▶ [WHAT YOU SHOULD DO]:
Look through the data below and report how many lines include "lessons". Only the number should be given.
Start of SUPPLIED DATA
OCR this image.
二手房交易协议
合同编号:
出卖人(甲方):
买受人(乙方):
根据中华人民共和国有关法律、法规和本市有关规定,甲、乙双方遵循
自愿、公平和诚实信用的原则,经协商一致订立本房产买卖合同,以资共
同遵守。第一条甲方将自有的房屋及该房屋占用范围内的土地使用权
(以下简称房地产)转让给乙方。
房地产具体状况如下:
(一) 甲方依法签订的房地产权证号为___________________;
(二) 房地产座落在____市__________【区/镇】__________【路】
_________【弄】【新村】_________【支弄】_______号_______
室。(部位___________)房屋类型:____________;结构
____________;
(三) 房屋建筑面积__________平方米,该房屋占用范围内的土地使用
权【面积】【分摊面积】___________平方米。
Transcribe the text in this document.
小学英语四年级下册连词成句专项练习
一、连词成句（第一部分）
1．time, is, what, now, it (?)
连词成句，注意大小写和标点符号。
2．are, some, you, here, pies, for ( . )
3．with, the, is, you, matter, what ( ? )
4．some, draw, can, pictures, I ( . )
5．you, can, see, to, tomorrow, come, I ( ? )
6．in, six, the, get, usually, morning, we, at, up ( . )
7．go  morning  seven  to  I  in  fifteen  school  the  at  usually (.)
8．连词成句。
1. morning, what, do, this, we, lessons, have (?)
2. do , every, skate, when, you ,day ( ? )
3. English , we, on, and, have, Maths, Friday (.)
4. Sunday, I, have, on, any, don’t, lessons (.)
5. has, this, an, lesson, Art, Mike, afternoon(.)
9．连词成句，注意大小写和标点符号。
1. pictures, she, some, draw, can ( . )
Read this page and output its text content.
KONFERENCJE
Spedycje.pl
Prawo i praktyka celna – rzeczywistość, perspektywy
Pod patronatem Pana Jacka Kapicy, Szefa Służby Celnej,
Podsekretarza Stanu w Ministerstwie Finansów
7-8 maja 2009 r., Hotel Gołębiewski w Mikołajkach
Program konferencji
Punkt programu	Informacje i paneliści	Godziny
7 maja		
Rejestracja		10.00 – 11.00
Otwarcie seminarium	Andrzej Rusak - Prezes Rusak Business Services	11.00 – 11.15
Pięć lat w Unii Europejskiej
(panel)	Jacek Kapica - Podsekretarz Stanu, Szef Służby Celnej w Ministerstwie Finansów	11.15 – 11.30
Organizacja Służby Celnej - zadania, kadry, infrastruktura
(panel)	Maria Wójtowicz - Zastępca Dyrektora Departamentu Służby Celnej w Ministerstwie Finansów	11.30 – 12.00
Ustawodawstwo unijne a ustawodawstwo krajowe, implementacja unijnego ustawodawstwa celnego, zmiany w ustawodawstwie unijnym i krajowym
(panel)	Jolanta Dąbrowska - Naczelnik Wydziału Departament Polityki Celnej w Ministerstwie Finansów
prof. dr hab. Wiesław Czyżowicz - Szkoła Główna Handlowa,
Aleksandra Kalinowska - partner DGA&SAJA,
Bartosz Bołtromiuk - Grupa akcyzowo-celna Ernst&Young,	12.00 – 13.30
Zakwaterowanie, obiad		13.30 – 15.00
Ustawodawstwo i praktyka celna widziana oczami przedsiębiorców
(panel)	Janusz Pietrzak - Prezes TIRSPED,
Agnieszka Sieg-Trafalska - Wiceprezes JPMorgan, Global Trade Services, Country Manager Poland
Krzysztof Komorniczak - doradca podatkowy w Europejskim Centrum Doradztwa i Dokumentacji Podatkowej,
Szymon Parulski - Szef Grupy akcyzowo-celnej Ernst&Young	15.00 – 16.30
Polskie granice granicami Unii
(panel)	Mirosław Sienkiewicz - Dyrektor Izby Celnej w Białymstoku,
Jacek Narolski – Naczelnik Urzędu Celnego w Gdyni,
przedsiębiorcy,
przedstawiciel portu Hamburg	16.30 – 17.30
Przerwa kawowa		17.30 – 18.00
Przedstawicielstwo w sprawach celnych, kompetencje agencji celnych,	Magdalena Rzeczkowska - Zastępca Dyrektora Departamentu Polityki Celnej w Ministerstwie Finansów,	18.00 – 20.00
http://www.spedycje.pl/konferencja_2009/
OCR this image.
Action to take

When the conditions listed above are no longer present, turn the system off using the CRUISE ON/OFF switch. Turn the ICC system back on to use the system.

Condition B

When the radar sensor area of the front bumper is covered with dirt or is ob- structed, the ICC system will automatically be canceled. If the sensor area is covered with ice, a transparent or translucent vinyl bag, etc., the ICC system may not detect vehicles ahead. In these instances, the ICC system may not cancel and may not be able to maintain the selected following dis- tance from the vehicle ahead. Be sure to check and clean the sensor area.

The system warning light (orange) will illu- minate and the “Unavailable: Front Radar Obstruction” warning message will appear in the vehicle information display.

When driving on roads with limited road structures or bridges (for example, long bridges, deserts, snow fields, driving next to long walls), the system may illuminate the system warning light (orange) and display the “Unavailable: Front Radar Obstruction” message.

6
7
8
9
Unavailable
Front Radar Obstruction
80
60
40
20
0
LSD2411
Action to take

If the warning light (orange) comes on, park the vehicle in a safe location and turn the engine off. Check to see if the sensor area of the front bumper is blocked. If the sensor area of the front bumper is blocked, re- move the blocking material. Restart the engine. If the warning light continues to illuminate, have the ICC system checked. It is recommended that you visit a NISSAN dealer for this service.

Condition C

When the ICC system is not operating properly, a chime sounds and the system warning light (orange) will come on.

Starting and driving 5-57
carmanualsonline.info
End of SUPPLIED DATA
▶ [SOLUTION]:
2